[Dataset items]
>> begin

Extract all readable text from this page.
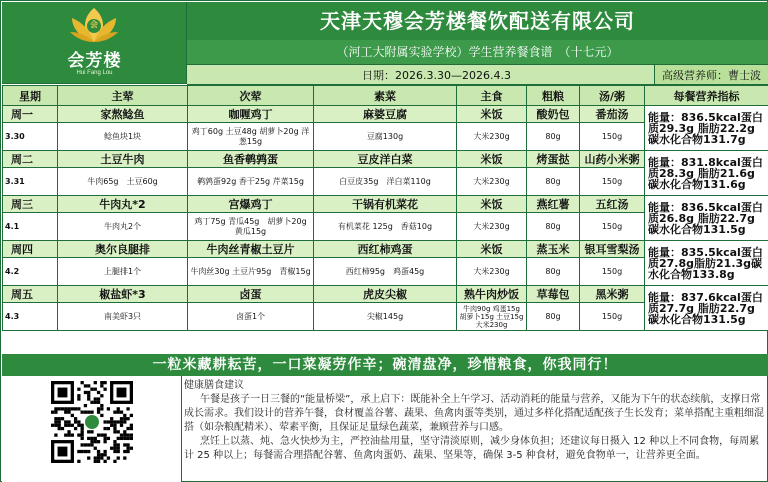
会
会芳楼
Hui Fang Lou
天津天穆会芳楼餐饮配送有限公司
（河工大附属实验学校）学生营养餐食谱　（十七元）
日期：2026.3.30—2026.4.3	高级营养师：曹士波
星期	主荤	次荤	素菜	主食	粗粮	汤/粥	每餐营养指标
周一	家熬鲶鱼	咖喱鸡丁	麻婆豆腐	米饭	酸奶包	番茄汤	能量：836.5kcal蛋白质29.3g 脂肪22.2g碳水化合物131.7g
3.30	鲶鱼块1块	鸡丁60g 土豆48g 胡萝卜20g 洋葱15g	豆腐130g	大米230g	80g	150g	
周二	土豆牛肉	鱼香鹌鹑蛋	豆皮洋白菜	米饭	烤蛋挞	山药小米粥	能量：831.8kcal蛋白质28.3g 脂肪21.6g碳水化合物131.6g
3.31	牛肉65g　土豆60g	鹌鹑蛋92g 香干25g 芹菜15g	白豆皮35g　洋白菜110g	大米230g	80g	150g	
周三	牛肉丸*2	宫爆鸡丁	干锅有机菜花	米饭	燕红薯	五红汤	能量：836.5kcal蛋白质26.8g 脂肪22.7g碳水化合物131.5g
4.1	牛肉丸2个	鸡丁75g 青瓜45g　胡萝卜20g 黄瓜15g	有机菜花 125g　香菇10g	大米230g	80g	150g	
周四	奥尔良腿排	牛肉丝青椒土豆片	西红柿鸡蛋	米饭	蒸玉米	银耳雪梨汤	能量：835.5kcal蛋白质27.8g脂肪21.3g碳水化合物133.8g
4.2	上腿排1个	牛肉丝30g 土豆片95g　青椒15g	西红柿95g　鸡蛋45g	大米230g	80g	150g	
周五	椒盐虾*3	卤蛋	虎皮尖椒	熟牛肉炒饭	草莓包	黑米粥	能量：837.6kcal蛋白质27.7g 脂肪22.7g碳水化合物131.5g
4.3	南美虾3只	卤蛋1个	尖椒145g	牛肉90g 鸡蛋15g 胡萝卜15g 土豆15g 大米230g	80g	150g	
一粒米藏耕耘苦，一口菜凝劳作辛；碗清盘净，珍惜粮食，你我同行！
健康膳食建议

午餐是孩子一日三餐的“能量桥梁”，承上启下：既能补全上午学习、活动消耗的能量与营养，又能为下午的状态续航，支撑日常成长需求。我们设计的营养午餐，食材覆盖谷薯、蔬果、鱼禽肉蛋等类别，通过多样化搭配适配孩子生长发育；菜单搭配主重粗细混搭（如杂粮配精米）、荤素平衡，且保证足量绿色蔬菜，兼顾营养与口感。

烹饪上以蒸、炖、急火快炒为主，严控油盐用量，坚守清淡原则，减少身体负担；还建议每日摄入 12 种以上不同食物，每周累计 25 种以上；每餐需合理搭配谷薯、鱼禽肉蛋奶、蔬果、坚果等，确保 3-5 种食材，避免食物单一，让营养更全面。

>> end

__GIVEN PROBLEM__. Copy each line of the records precisely and drop any images they hold.

__COMPLETE OUTPUT__.
Extract all readable text from this page.
会
会芳楼
Hui Fang Lou
天津天穆会芳楼餐饮配送有限公司
（河工大附属实验学校）学生营养餐食谱　（十七元）
日期：2026.3.30—2026.4.3	高级营养师：曹士波
星期	主荤	次荤	素菜	主食	粗粮	汤/粥	每餐营养指标
周一	家熬鲶鱼	咖喱鸡丁	麻婆豆腐	米饭	酸奶包	番茄汤	能量：836.5kcal蛋白质29.3g 脂肪22.2g碳水化合物131.7g
3.30	鲶鱼块1块	鸡丁60g 土豆48g 胡萝卜20g 洋葱15g	豆腐130g	大米230g	80g	150g	
周二	土豆牛肉	鱼香鹌鹑蛋	豆皮洋白菜	米饭	烤蛋挞	山药小米粥	能量：831.8kcal蛋白质28.3g 脂肪21.6g碳水化合物131.6g
3.31	牛肉65g　土豆60g	鹌鹑蛋92g 香干25g 芹菜15g	白豆皮35g　洋白菜110g	大米230g	80g	150g	
周三	牛肉丸*2	宫爆鸡丁	干锅有机菜花	米饭	燕红薯	五红汤	能量：836.5kcal蛋白质26.8g 脂肪22.7g碳水化合物131.5g
4.1	牛肉丸2个	鸡丁75g 青瓜45g　胡萝卜20g 黄瓜15g	有机菜花 125g　香菇10g	大米230g	80g	150g	
周四	奥尔良腿排	牛肉丝青椒土豆片	西红柿鸡蛋	米饭	蒸玉米	银耳雪梨汤	能量：835.5kcal蛋白质27.8g脂肪21.3g碳水化合物133.8g
4.2	上腿排1个	牛肉丝30g 土豆片95g　青椒15g	西红柿95g　鸡蛋45g	大米230g	80g	150g	
周五	椒盐虾*3	卤蛋	虎皮尖椒	熟牛肉炒饭	草莓包	黑米粥	能量：837.6kcal蛋白质27.7g 脂肪22.7g碳水化合物131.5g
4.3	南美虾3只	卤蛋1个	尖椒145g	牛肉90g 鸡蛋15g 胡萝卜15g 土豆15g 大米230g	80g	150g	
一粒米藏耕耘苦，一口菜凝劳作辛；碗清盘净，珍惜粮食，你我同行！
健康膳食建议

午餐是孩子一日三餐的“能量桥梁”，承上启下：既能补全上午学习、活动消耗的能量与营养，又能为下午的状态续航，支撑日常成长需求。我们设计的营养午餐，食材覆盖谷薯、蔬果、鱼禽肉蛋等类别，通过多样化搭配适配孩子生长发育；菜单搭配主重粗细混搭（如杂粮配精米）、荤素平衡，且保证足量绿色蔬菜，兼顾营养与口感。

烹饪上以蒸、炖、急火快炒为主，严控油盐用量，坚守清淡原则，减少身体负担；还建议每日摄入 12 种以上不同食物，每周累计 25 种以上；每餐需合理搭配谷薯、鱼禽肉蛋奶、蔬果、坚果等，确保 3-5 种食材，避免食物单一，让营养更全面。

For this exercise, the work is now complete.